- Given exercise
Send back the entries below exactly as they appear.

####

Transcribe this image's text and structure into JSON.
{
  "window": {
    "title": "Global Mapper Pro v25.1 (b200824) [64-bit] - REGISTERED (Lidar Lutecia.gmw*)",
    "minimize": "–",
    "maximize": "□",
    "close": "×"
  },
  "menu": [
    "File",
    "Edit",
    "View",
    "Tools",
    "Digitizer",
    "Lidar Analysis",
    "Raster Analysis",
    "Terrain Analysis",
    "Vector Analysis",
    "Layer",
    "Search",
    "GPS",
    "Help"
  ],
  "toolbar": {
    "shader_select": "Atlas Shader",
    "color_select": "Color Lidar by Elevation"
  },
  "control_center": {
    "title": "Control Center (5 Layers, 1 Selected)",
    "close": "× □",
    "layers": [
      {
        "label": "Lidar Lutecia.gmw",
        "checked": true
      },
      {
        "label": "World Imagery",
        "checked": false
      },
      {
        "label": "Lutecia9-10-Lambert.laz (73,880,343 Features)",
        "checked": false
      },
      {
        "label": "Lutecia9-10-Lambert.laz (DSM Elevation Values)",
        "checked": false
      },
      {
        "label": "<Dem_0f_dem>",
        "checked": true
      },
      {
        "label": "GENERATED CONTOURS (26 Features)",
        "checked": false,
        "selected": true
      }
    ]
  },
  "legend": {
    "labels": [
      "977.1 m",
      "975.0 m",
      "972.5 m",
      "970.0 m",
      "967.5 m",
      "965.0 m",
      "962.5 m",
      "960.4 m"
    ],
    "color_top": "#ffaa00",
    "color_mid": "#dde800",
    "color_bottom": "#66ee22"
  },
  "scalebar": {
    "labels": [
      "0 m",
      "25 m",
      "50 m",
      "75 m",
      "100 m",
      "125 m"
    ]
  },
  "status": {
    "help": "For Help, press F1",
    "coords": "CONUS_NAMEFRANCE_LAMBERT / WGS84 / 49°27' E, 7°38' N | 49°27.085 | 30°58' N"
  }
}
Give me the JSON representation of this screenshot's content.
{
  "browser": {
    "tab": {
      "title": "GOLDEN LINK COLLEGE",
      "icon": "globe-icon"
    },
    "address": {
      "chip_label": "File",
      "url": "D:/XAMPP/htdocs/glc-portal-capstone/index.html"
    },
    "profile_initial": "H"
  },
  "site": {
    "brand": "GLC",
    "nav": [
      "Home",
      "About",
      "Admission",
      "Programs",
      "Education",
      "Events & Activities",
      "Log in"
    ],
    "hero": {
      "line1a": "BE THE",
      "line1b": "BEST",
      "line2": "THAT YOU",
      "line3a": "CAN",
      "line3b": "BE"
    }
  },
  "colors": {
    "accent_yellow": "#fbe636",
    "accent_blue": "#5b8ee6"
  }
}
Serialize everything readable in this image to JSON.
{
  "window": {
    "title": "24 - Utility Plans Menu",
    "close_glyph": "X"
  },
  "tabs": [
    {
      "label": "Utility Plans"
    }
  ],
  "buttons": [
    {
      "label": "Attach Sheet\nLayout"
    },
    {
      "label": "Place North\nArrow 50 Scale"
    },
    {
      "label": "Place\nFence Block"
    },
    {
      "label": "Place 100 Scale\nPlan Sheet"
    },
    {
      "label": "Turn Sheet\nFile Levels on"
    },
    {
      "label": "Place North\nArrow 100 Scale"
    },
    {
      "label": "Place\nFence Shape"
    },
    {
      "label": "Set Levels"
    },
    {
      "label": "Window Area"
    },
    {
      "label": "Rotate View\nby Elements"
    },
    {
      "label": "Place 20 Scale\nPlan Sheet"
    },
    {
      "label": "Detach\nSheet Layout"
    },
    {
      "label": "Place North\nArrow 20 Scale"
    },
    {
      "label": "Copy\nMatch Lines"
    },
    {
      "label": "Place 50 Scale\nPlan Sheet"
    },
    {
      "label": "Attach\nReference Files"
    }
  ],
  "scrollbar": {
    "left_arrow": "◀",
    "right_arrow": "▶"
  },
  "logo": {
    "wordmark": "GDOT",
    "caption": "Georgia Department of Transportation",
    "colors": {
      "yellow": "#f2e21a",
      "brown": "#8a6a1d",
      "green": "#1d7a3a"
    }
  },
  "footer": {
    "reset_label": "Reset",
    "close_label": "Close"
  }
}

####

- Written response
Transcribe this image's text and structure into JSON.
{
  "window": {
    "title": "Global Mapper Pro v25.1 (b200824) [64-bit] - REGISTERED (Lidar Lutecia.gmw*)",
    "minimize": "–",
    "maximize": "□",
    "close": "×"
  },
  "menu": [
    "File",
    "Edit",
    "View",
    "Tools",
    "Digitizer",
    "Lidar Analysis",
    "Raster Analysis",
    "Terrain Analysis",
    "Vector Analysis",
    "Layer",
    "Search",
    "GPS",
    "Help"
  ],
  "toolbar": {
    "shader_select": "Atlas Shader",
    "color_select": "Color Lidar by Elevation"
  },
  "control_center": {
    "title": "Control Center (5 Layers, 1 Selected)",
    "close": "× □",
    "layers": [
      {
        "label": "Lidar Lutecia.gmw",
        "checked": true
      },
      {
        "label": "World Imagery",
        "checked": false
      },
      {
        "label": "Lutecia9-10-Lambert.laz (73,880,343 Features)",
        "checked": false
      },
      {
        "label": "Lutecia9-10-Lambert.laz (DSM Elevation Values)",
        "checked": false
      },
      {
        "label": "<Dem_0f_dem>",
        "checked": true
      },
      {
        "label": "GENERATED CONTOURS (26 Features)",
        "checked": false,
        "selected": true
      }
    ]
  },
  "legend": {
    "labels": [
      "977.1 m",
      "975.0 m",
      "972.5 m",
      "970.0 m",
      "967.5 m",
      "965.0 m",
      "962.5 m",
      "960.4 m"
    ],
    "color_top": "#ffaa00",
    "color_mid": "#dde800",
    "color_bottom": "#66ee22"
  },
  "scalebar": {
    "labels": [
      "0 m",
      "25 m",
      "50 m",
      "75 m",
      "100 m",
      "125 m"
    ]
  },
  "status": {
    "help": "For Help, press F1",
    "coords": "CONUS_NAMEFRANCE_LAMBERT / WGS84 / 49°27' E, 7°38' N | 49°27.085 | 30°58' N"
  }
}
Give me the JSON representation of this screenshot's content.
{
  "browser": {
    "tab": {
      "title": "GOLDEN LINK COLLEGE",
      "icon": "globe-icon"
    },
    "address": {
      "chip_label": "File",
      "url": "D:/XAMPP/htdocs/glc-portal-capstone/index.html"
    },
    "profile_initial": "H"
  },
  "site": {
    "brand": "GLC",
    "nav": [
      "Home",
      "About",
      "Admission",
      "Programs",
      "Education",
      "Events & Activities",
      "Log in"
    ],
    "hero": {
      "line1a": "BE THE",
      "line1b": "BEST",
      "line2": "THAT YOU",
      "line3a": "CAN",
      "line3b": "BE"
    }
  },
  "colors": {
    "accent_yellow": "#fbe636",
    "accent_blue": "#5b8ee6"
  }
}
Serialize everything readable in this image to JSON.
{
  "window": {
    "title": "24 - Utility Plans Menu",
    "close_glyph": "X"
  },
  "tabs": [
    {
      "label": "Utility Plans"
    }
  ],
  "buttons": [
    {
      "label": "Attach Sheet\nLayout"
    },
    {
      "label": "Place North\nArrow 50 Scale"
    },
    {
      "label": "Place\nFence Block"
    },
    {
      "label": "Place 100 Scale\nPlan Sheet"
    },
    {
      "label": "Turn Sheet\nFile Levels on"
    },
    {
      "label": "Place North\nArrow 100 Scale"
    },
    {
      "label": "Place\nFence Shape"
    },
    {
      "label": "Set Levels"
    },
    {
      "label": "Window Area"
    },
    {
      "label": "Rotate View\nby Elements"
    },
    {
      "label": "Place 20 Scale\nPlan Sheet"
    },
    {
      "label": "Detach\nSheet Layout"
    },
    {
      "label": "Place North\nArrow 20 Scale"
    },
    {
      "label": "Copy\nMatch Lines"
    },
    {
      "label": "Place 50 Scale\nPlan Sheet"
    },
    {
      "label": "Attach\nReference Files"
    }
  ],
  "scrollbar": {
    "left_arrow": "◀",
    "right_arrow": "▶"
  },
  "logo": {
    "wordmark": "GDOT",
    "caption": "Georgia Department of Transportation",
    "colors": {
      "yellow": "#f2e21a",
      "brown": "#8a6a1d",
      "green": "#1d7a3a"
    }
  },
  "footer": {
    "reset_label": "Reset",
    "close_label": "Close"
  }
}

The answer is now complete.